(Records excerpted from a collection)
--- --- ---

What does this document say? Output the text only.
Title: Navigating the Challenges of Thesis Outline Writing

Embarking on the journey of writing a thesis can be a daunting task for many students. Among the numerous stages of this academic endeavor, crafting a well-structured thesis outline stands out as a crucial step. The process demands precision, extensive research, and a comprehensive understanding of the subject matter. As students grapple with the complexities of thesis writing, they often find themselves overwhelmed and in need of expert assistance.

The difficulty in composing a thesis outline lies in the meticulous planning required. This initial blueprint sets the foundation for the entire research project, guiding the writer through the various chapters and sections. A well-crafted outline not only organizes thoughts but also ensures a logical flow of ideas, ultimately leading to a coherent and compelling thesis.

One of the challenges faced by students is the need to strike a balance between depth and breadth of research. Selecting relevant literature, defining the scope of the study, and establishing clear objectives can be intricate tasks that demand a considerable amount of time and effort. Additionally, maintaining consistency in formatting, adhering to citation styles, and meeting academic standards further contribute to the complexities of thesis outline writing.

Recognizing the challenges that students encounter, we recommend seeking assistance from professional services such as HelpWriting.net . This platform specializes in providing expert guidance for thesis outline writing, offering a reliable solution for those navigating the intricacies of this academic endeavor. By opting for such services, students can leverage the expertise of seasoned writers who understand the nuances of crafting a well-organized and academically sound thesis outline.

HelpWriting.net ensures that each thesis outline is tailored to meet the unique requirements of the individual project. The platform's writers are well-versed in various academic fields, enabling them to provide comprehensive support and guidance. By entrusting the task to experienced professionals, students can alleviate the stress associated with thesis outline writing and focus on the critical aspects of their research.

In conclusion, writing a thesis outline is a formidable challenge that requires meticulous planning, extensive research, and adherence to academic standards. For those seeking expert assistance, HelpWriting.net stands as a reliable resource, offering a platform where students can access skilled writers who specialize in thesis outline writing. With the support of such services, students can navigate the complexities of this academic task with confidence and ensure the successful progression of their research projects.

--- --- ---

(Exercise prompt) All of the lines above need to be given again exactly.

(Solved problem)
What does this document say? Output the text only.
Title: Navigating the Challenges of Thesis Outline Writing

Embarking on the journey of writing a thesis can be a daunting task for many students. Among the numerous stages of this academic endeavor, crafting a well-structured thesis outline stands out as a crucial step. The process demands precision, extensive research, and a comprehensive understanding of the subject matter. As students grapple with the complexities of thesis writing, they often find themselves overwhelmed and in need of expert assistance.

The difficulty in composing a thesis outline lies in the meticulous planning required. This initial blueprint sets the foundation for the entire research project, guiding the writer through the various chapters and sections. A well-crafted outline not only organizes thoughts but also ensures a logical flow of ideas, ultimately leading to a coherent and compelling thesis.

One of the challenges faced by students is the need to strike a balance between depth and breadth of research. Selecting relevant literature, defining the scope of the study, and establishing clear objectives can be intricate tasks that demand a considerable amount of time and effort. Additionally, maintaining consistency in formatting, adhering to citation styles, and meeting academic standards further contribute to the complexities of thesis outline writing.

Recognizing the challenges that students encounter, we recommend seeking assistance from professional services such as HelpWriting.net . This platform specializes in providing expert guidance for thesis outline writing, offering a reliable solution for those navigating the intricacies of this academic endeavor. By opting for such services, students can leverage the expertise of seasoned writers who understand the nuances of crafting a well-organized and academically sound thesis outline.

HelpWriting.net ensures that each thesis outline is tailored to meet the unique requirements of the individual project. The platform's writers are well-versed in various academic fields, enabling them to provide comprehensive support and guidance. By entrusting the task to experienced professionals, students can alleviate the stress associated with thesis outline writing and focus on the critical aspects of their research.

In conclusion, writing a thesis outline is a formidable challenge that requires meticulous planning, extensive research, and adherence to academic standards. For those seeking expert assistance, HelpWriting.net stands as a reliable resource, offering a platform where students can access skilled writers who specialize in thesis outline writing. With the support of such services, students can navigate the complexities of this academic task with confidence and ensure the successful progression of their research projects.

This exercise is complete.